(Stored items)
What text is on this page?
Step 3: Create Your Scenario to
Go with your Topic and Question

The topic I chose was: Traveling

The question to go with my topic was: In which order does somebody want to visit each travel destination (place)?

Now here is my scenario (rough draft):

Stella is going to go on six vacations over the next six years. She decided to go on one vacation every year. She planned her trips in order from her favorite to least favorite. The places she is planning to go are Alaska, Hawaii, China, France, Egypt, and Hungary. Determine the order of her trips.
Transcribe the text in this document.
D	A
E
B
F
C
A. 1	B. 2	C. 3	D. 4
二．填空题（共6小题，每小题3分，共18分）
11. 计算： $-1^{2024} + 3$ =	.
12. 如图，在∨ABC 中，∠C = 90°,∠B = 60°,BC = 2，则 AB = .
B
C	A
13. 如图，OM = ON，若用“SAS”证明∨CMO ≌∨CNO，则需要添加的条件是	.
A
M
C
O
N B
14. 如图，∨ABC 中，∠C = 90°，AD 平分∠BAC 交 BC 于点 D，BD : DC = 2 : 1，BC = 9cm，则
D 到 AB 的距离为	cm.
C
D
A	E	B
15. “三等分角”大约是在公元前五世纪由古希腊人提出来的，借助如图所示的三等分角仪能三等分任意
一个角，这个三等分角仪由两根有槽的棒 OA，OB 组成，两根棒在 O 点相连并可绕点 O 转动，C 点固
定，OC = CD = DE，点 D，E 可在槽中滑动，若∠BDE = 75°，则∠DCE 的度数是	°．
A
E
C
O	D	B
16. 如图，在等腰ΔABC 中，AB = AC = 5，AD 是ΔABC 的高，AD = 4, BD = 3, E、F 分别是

:: Directions ::
Output all of the material, please, exactly as it stands.

:: Result of this task ::
What text is on this page?
Step 3: Create Your Scenario to
Go with your Topic and Question

The topic I chose was: Traveling

The question to go with my topic was: In which order does somebody want to visit each travel destination (place)?

Now here is my scenario (rough draft):

Stella is going to go on six vacations over the next six years. She decided to go on one vacation every year. She planned her trips in order from her favorite to least favorite. The places she is planning to go are Alaska, Hawaii, China, France, Egypt, and Hungary. Determine the order of her trips.
Transcribe the text in this document.
D	A
E
B
F
C
A. 1	B. 2	C. 3	D. 4
二．填空题（共6小题，每小题3分，共18分）
11. 计算： $-1^{2024} + 3$ =	.
12. 如图，在∨ABC 中，∠C = 90°,∠B = 60°,BC = 2，则 AB = .
B
C	A
13. 如图，OM = ON，若用“SAS”证明∨CMO ≌∨CNO，则需要添加的条件是	.
A
M
C
O
N B
14. 如图，∨ABC 中，∠C = 90°，AD 平分∠BAC 交 BC 于点 D，BD : DC = 2 : 1，BC = 9cm，则
D 到 AB 的距离为	cm.
C
D
A	E	B
15. “三等分角”大约是在公元前五世纪由古希腊人提出来的，借助如图所示的三等分角仪能三等分任意
一个角，这个三等分角仪由两根有槽的棒 OA，OB 组成，两根棒在 O 点相连并可绕点 O 转动，C 点固
定，OC = CD = DE，点 D，E 可在槽中滑动，若∠BDE = 75°，则∠DCE 的度数是	°．
A
E
C
O	D	B
16. 如图，在等腰ΔABC 中，AB = AC = 5，AD 是ΔABC 的高，AD = 4, BD = 3, E、F 分别是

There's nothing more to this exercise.